__Stated goal__: Output every line exactly as written. Leave out pictures.

[Stored records]
┄┄┄┄┄┄

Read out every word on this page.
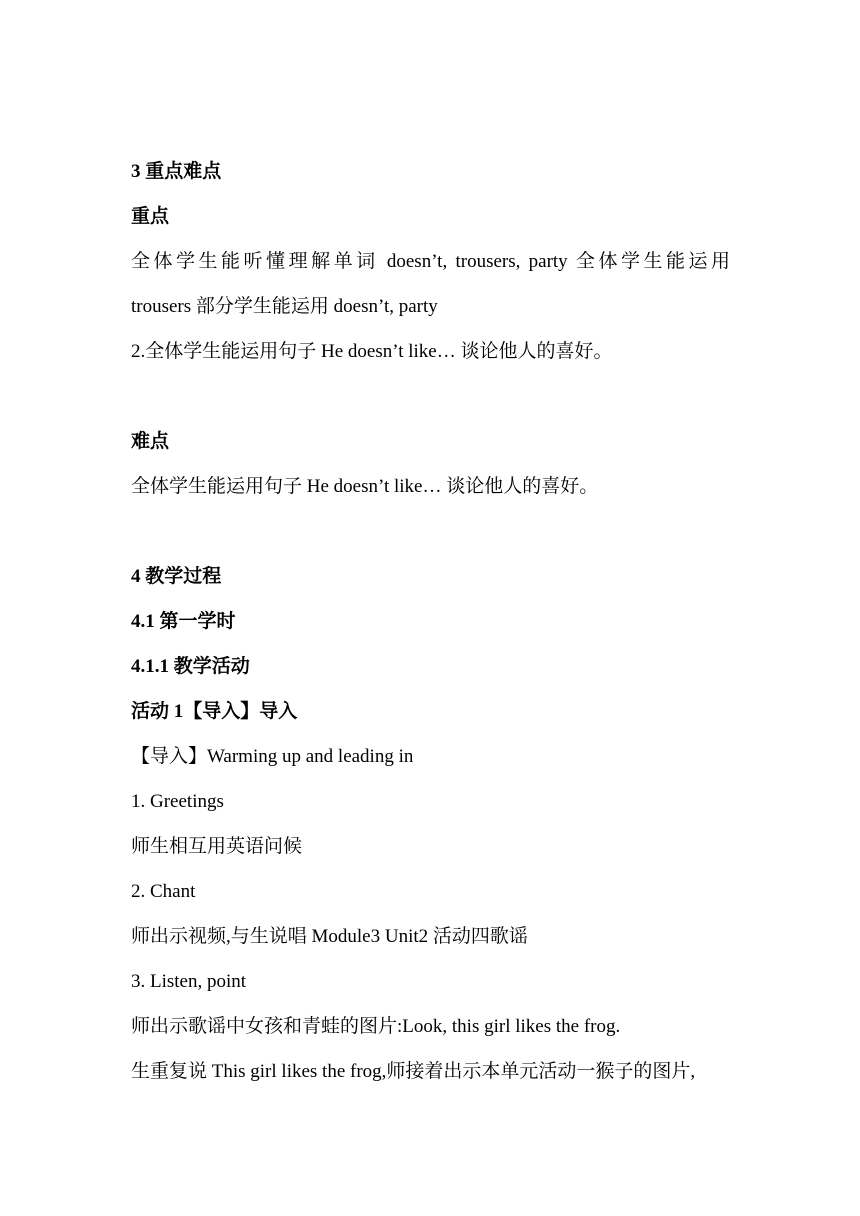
3 重点难点
重点
全体学生能听懂理解单词 doesn’t, trousers, party 全体学生能运用
trousers 部分学生能运用 doesn’t, party
2.全体学生能运用句子 He doesn’t like… 谈论他人的喜好。
难点
全体学生能运用句子 He doesn’t like… 谈论他人的喜好。
4 教学过程
4.1 第一学时
4.1.1 教学活动
活动 1【导入】导入
【导入】Warming up and leading in
1. Greetings
师生相互用英语问候
2. Chant
师出示视频,与生说唱 Module3 Unit2 活动四歌谣
3. Listen, point
师出示歌谣中女孩和青蛙的图片:Look, this girl likes the frog.
生重复说 This girl likes the frog,师接着出示本单元活动一猴子的图片,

┄┄┄┄┄┄

__Written answer__:
Read out every word on this page.
3 重点难点
重点
全体学生能听懂理解单词 doesn’t, trousers, party 全体学生能运用
trousers 部分学生能运用 doesn’t, party
2.全体学生能运用句子 He doesn’t like… 谈论他人的喜好。
难点
全体学生能运用句子 He doesn’t like… 谈论他人的喜好。
4 教学过程
4.1 第一学时
4.1.1 教学活动
活动 1【导入】导入
【导入】Warming up and leading in
1. Greetings
师生相互用英语问候
2. Chant
师出示视频,与生说唱 Module3 Unit2 活动四歌谣
3. Listen, point
师出示歌谣中女孩和青蛙的图片:Look, this girl likes the frog.
生重复说 This girl likes the frog,师接着出示本单元活动一猴子的图片,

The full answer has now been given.